▶ _Requirement_
Review the listing and copy each line that holds the word "Informationen".
>> START
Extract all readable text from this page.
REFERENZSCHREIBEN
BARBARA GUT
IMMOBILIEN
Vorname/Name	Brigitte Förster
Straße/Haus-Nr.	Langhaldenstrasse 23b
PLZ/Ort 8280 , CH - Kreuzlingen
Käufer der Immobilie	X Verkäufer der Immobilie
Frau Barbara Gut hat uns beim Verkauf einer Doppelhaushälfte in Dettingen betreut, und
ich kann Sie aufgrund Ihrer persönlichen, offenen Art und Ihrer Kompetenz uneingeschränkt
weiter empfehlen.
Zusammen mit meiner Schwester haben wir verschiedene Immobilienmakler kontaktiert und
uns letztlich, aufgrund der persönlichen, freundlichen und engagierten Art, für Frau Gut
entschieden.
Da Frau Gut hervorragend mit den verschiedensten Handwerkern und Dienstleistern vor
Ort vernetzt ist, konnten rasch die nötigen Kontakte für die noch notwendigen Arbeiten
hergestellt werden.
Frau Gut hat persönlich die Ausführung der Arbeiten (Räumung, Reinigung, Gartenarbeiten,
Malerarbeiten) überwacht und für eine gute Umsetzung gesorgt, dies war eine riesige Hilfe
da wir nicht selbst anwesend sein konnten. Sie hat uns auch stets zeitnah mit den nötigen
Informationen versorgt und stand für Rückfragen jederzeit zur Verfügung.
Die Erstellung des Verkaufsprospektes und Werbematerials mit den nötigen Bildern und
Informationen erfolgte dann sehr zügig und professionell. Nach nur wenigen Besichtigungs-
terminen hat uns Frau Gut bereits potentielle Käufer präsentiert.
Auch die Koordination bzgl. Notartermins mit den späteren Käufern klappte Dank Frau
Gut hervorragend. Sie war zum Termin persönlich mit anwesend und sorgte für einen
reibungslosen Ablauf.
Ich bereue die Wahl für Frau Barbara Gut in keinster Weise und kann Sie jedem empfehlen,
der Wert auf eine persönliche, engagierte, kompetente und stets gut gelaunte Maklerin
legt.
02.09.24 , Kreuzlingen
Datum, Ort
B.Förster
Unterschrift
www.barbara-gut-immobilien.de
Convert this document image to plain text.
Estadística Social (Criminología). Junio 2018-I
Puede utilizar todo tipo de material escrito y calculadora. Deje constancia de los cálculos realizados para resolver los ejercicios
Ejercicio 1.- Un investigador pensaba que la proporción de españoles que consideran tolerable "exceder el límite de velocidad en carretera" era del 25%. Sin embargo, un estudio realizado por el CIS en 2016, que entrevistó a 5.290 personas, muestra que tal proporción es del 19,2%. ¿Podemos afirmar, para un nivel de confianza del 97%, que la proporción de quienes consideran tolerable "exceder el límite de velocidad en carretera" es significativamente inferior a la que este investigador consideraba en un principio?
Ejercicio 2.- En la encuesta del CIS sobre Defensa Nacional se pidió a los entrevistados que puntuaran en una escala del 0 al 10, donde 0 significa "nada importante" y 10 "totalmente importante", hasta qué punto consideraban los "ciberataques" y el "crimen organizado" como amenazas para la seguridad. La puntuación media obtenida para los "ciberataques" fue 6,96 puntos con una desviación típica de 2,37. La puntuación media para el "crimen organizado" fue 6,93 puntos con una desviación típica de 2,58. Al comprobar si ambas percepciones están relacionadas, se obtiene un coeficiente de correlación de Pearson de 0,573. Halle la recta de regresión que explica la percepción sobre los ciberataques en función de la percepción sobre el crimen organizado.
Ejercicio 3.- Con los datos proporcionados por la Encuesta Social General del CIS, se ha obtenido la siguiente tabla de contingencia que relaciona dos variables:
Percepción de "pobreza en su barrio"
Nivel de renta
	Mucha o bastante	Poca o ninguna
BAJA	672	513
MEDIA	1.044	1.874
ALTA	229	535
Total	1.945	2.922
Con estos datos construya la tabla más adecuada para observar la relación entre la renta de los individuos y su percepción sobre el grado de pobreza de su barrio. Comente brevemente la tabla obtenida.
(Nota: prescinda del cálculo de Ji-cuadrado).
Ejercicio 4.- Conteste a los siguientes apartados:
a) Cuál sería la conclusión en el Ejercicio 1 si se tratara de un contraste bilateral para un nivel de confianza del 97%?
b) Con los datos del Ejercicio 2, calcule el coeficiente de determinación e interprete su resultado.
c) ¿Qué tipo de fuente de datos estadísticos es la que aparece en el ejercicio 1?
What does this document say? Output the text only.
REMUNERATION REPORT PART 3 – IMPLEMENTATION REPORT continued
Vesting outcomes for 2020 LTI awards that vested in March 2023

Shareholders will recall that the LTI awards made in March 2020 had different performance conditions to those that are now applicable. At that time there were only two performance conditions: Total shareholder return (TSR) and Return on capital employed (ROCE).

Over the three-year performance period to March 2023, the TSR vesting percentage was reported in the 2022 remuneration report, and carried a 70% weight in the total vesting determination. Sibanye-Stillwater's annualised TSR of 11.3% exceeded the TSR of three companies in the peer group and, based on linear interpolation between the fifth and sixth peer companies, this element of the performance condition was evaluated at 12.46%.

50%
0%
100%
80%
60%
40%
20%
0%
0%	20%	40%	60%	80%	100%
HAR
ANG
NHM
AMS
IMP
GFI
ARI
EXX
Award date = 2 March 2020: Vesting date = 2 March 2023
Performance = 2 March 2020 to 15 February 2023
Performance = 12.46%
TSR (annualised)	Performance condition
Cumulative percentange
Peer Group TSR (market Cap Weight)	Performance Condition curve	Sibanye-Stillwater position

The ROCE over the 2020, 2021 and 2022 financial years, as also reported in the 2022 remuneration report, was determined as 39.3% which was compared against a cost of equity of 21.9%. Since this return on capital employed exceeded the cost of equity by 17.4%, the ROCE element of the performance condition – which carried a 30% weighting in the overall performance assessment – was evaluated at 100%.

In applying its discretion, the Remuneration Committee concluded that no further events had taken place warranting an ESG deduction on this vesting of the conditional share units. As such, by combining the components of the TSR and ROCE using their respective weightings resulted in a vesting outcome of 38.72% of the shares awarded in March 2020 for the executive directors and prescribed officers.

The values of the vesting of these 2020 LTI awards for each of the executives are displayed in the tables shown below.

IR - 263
>> END
▶ _The answer_
Informationen versorgt und stand für Rückfragen jederzeit zur Verfügung.
Informationen erfolgte dann sehr zügig und professionell. Nach nur wenigen Besichtigungs-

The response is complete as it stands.